Work instructions: Print, exactly and completely, every entry in the data.

Supplied information:
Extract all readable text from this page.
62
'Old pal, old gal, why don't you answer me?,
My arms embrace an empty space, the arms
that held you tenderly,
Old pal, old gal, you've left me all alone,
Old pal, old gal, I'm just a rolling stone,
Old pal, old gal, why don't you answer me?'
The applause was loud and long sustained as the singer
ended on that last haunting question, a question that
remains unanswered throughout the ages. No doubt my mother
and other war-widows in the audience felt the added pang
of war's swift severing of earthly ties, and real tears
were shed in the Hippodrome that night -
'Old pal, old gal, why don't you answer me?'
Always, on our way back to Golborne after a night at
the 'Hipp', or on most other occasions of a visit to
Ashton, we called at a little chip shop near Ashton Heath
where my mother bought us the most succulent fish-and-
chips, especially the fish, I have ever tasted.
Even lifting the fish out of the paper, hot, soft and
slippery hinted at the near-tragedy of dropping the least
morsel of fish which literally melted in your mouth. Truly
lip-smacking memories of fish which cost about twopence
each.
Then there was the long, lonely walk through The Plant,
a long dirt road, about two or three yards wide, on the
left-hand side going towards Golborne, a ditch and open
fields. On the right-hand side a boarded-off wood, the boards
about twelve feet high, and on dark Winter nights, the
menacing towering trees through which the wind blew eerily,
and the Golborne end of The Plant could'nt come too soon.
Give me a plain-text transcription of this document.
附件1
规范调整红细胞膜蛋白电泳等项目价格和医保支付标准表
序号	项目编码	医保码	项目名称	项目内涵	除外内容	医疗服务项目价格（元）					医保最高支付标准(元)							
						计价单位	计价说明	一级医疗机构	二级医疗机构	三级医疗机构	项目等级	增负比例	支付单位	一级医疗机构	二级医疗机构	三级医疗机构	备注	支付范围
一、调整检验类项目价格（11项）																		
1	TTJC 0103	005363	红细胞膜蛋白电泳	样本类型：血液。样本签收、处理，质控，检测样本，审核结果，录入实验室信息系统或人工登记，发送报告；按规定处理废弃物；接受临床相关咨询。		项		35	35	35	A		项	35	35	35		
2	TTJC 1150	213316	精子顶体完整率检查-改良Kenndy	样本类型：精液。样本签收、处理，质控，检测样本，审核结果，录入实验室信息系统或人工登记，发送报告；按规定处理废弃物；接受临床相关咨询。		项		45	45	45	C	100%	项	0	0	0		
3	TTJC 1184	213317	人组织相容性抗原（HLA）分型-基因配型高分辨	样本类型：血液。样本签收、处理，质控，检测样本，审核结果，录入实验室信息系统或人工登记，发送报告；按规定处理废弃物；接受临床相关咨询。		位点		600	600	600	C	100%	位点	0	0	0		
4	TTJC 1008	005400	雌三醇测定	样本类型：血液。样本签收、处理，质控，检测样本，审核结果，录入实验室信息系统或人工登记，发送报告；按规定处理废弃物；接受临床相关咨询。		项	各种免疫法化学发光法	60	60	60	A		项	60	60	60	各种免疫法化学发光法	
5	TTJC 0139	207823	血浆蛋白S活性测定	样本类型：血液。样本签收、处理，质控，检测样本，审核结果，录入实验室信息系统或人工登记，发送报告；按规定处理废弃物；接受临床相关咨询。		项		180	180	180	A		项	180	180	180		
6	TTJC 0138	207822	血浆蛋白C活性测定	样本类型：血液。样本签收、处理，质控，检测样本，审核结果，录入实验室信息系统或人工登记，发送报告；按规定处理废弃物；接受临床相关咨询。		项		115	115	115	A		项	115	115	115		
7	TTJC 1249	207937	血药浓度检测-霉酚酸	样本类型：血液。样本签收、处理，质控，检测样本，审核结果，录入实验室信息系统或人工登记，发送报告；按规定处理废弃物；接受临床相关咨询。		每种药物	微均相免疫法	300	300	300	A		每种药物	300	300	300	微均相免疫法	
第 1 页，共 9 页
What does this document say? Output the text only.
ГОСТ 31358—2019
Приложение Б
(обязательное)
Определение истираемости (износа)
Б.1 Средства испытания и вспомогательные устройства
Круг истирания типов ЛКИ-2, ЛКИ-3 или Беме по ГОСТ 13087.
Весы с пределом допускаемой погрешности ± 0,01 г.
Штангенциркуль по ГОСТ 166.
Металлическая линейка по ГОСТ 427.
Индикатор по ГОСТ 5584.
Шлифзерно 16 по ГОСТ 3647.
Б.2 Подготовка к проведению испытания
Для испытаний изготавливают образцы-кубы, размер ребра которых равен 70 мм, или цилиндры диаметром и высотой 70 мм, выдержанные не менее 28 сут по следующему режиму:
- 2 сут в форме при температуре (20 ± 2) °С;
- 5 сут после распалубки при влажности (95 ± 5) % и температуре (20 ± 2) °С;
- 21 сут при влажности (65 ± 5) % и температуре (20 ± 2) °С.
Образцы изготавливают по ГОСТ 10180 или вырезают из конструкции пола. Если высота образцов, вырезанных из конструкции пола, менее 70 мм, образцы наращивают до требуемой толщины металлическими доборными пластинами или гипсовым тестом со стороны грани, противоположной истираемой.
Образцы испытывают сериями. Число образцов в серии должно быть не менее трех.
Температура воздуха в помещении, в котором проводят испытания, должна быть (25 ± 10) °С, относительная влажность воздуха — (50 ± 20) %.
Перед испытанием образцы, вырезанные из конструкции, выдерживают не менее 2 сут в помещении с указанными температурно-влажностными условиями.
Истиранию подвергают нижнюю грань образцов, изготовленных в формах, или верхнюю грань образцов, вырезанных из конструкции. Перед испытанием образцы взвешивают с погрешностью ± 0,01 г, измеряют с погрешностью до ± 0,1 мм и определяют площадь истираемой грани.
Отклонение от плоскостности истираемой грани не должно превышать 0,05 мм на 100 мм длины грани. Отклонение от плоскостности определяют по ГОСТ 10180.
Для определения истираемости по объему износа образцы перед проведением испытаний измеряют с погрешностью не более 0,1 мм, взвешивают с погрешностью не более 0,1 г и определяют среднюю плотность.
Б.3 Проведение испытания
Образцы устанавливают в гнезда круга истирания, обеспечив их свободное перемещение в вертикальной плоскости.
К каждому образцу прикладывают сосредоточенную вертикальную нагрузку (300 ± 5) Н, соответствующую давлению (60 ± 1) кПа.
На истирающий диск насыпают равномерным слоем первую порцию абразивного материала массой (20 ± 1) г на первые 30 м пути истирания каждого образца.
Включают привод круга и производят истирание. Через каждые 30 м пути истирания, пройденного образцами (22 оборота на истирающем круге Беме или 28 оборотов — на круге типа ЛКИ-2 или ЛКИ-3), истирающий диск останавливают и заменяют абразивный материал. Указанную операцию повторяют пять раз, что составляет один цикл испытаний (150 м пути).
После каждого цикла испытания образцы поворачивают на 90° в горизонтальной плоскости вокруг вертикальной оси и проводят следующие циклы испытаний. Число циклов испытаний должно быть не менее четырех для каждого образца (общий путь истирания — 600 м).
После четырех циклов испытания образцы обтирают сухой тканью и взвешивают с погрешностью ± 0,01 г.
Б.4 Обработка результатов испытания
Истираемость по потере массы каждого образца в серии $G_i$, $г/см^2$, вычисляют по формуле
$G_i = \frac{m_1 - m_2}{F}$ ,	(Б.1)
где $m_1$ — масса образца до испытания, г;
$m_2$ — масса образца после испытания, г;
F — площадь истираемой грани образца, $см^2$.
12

Complete output:
Extract all readable text from this page.
62
'Old pal, old gal, why don't you answer me?,
My arms embrace an empty space, the arms
that held you tenderly,
Old pal, old gal, you've left me all alone,
Old pal, old gal, I'm just a rolling stone,
Old pal, old gal, why don't you answer me?'
The applause was loud and long sustained as the singer
ended on that last haunting question, a question that
remains unanswered throughout the ages. No doubt my mother
and other war-widows in the audience felt the added pang
of war's swift severing of earthly ties, and real tears
were shed in the Hippodrome that night -
'Old pal, old gal, why don't you answer me?'
Always, on our way back to Golborne after a night at
the 'Hipp', or on most other occasions of a visit to
Ashton, we called at a little chip shop near Ashton Heath
where my mother bought us the most succulent fish-and-
chips, especially the fish, I have ever tasted.
Even lifting the fish out of the paper, hot, soft and
slippery hinted at the near-tragedy of dropping the least
morsel of fish which literally melted in your mouth. Truly
lip-smacking memories of fish which cost about twopence
each.
Then there was the long, lonely walk through The Plant,
a long dirt road, about two or three yards wide, on the
left-hand side going towards Golborne, a ditch and open
fields. On the right-hand side a boarded-off wood, the boards
about twelve feet high, and on dark Winter nights, the
menacing towering trees through which the wind blew eerily,
and the Golborne end of The Plant could'nt come too soon.
Give me a plain-text transcription of this document.
附件1
规范调整红细胞膜蛋白电泳等项目价格和医保支付标准表
序号	项目编码	医保码	项目名称	项目内涵	除外内容	医疗服务项目价格（元）					医保最高支付标准(元)							
						计价单位	计价说明	一级医疗机构	二级医疗机构	三级医疗机构	项目等级	增负比例	支付单位	一级医疗机构	二级医疗机构	三级医疗机构	备注	支付范围
一、调整检验类项目价格（11项）																		
1	TTJC 0103	005363	红细胞膜蛋白电泳	样本类型：血液。样本签收、处理，质控，检测样本，审核结果，录入实验室信息系统或人工登记，发送报告；按规定处理废弃物；接受临床相关咨询。		项		35	35	35	A		项	35	35	35		
2	TTJC 1150	213316	精子顶体完整率检查-改良Kenndy	样本类型：精液。样本签收、处理，质控，检测样本，审核结果，录入实验室信息系统或人工登记，发送报告；按规定处理废弃物；接受临床相关咨询。		项		45	45	45	C	100%	项	0	0	0		
3	TTJC 1184	213317	人组织相容性抗原（HLA）分型-基因配型高分辨	样本类型：血液。样本签收、处理，质控，检测样本，审核结果，录入实验室信息系统或人工登记，发送报告；按规定处理废弃物；接受临床相关咨询。		位点		600	600	600	C	100%	位点	0	0	0		
4	TTJC 1008	005400	雌三醇测定	样本类型：血液。样本签收、处理，质控，检测样本，审核结果，录入实验室信息系统或人工登记，发送报告；按规定处理废弃物；接受临床相关咨询。		项	各种免疫法化学发光法	60	60	60	A		项	60	60	60	各种免疫法化学发光法	
5	TTJC 0139	207823	血浆蛋白S活性测定	样本类型：血液。样本签收、处理，质控，检测样本，审核结果，录入实验室信息系统或人工登记，发送报告；按规定处理废弃物；接受临床相关咨询。		项		180	180	180	A		项	180	180	180		
6	TTJC 0138	207822	血浆蛋白C活性测定	样本类型：血液。样本签收、处理，质控，检测样本，审核结果，录入实验室信息系统或人工登记，发送报告；按规定处理废弃物；接受临床相关咨询。		项		115	115	115	A		项	115	115	115		
7	TTJC 1249	207937	血药浓度检测-霉酚酸	样本类型：血液。样本签收、处理，质控，检测样本，审核结果，录入实验室信息系统或人工登记，发送报告；按规定处理废弃物；接受临床相关咨询。		每种药物	微均相免疫法	300	300	300	A		每种药物	300	300	300	微均相免疫法	
第 1 页，共 9 页
What does this document say? Output the text only.
ГОСТ 31358—2019
Приложение Б
(обязательное)
Определение истираемости (износа)
Б.1 Средства испытания и вспомогательные устройства
Круг истирания типов ЛКИ-2, ЛКИ-3 или Беме по ГОСТ 13087.
Весы с пределом допускаемой погрешности ± 0,01 г.
Штангенциркуль по ГОСТ 166.
Металлическая линейка по ГОСТ 427.
Индикатор по ГОСТ 5584.
Шлифзерно 16 по ГОСТ 3647.
Б.2 Подготовка к проведению испытания
Для испытаний изготавливают образцы-кубы, размер ребра которых равен 70 мм, или цилиндры диаметром и высотой 70 мм, выдержанные не менее 28 сут по следующему режиму:
- 2 сут в форме при температуре (20 ± 2) °С;
- 5 сут после распалубки при влажности (95 ± 5) % и температуре (20 ± 2) °С;
- 21 сут при влажности (65 ± 5) % и температуре (20 ± 2) °С.
Образцы изготавливают по ГОСТ 10180 или вырезают из конструкции пола. Если высота образцов, вырезанных из конструкции пола, менее 70 мм, образцы наращивают до требуемой толщины металлическими доборными пластинами или гипсовым тестом со стороны грани, противоположной истираемой.
Образцы испытывают сериями. Число образцов в серии должно быть не менее трех.
Температура воздуха в помещении, в котором проводят испытания, должна быть (25 ± 10) °С, относительная влажность воздуха — (50 ± 20) %.
Перед испытанием образцы, вырезанные из конструкции, выдерживают не менее 2 сут в помещении с указанными температурно-влажностными условиями.
Истиранию подвергают нижнюю грань образцов, изготовленных в формах, или верхнюю грань образцов, вырезанных из конструкции. Перед испытанием образцы взвешивают с погрешностью ± 0,01 г, измеряют с погрешностью до ± 0,1 мм и определяют площадь истираемой грани.
Отклонение от плоскостности истираемой грани не должно превышать 0,05 мм на 100 мм длины грани. Отклонение от плоскостности определяют по ГОСТ 10180.
Для определения истираемости по объему износа образцы перед проведением испытаний измеряют с погрешностью не более 0,1 мм, взвешивают с погрешностью не более 0,1 г и определяют среднюю плотность.
Б.3 Проведение испытания
Образцы устанавливают в гнезда круга истирания, обеспечив их свободное перемещение в вертикальной плоскости.
К каждому образцу прикладывают сосредоточенную вертикальную нагрузку (300 ± 5) Н, соответствующую давлению (60 ± 1) кПа.
На истирающий диск насыпают равномерным слоем первую порцию абразивного материала массой (20 ± 1) г на первые 30 м пути истирания каждого образца.
Включают привод круга и производят истирание. Через каждые 30 м пути истирания, пройденного образцами (22 оборота на истирающем круге Беме или 28 оборотов — на круге типа ЛКИ-2 или ЛКИ-3), истирающий диск останавливают и заменяют абразивный материал. Указанную операцию повторяют пять раз, что составляет один цикл испытаний (150 м пути).
После каждого цикла испытания образцы поворачивают на 90° в горизонтальной плоскости вокруг вертикальной оси и проводят следующие циклы испытаний. Число циклов испытаний должно быть не менее четырех для каждого образца (общий путь истирания — 600 м).
После четырех циклов испытания образцы обтирают сухой тканью и взвешивают с погрешностью ± 0,01 г.
Б.4 Обработка результатов испытания
Истираемость по потере массы каждого образца в серии $G_i$, $г/см^2$, вычисляют по формуле
$G_i = \frac{m_1 - m_2}{F}$ ,	(Б.1)
где $m_1$ — масса образца до испытания, г;
$m_2$ — масса образца после испытания, г;
F — площадь истираемой грани образца, $см^2$.
12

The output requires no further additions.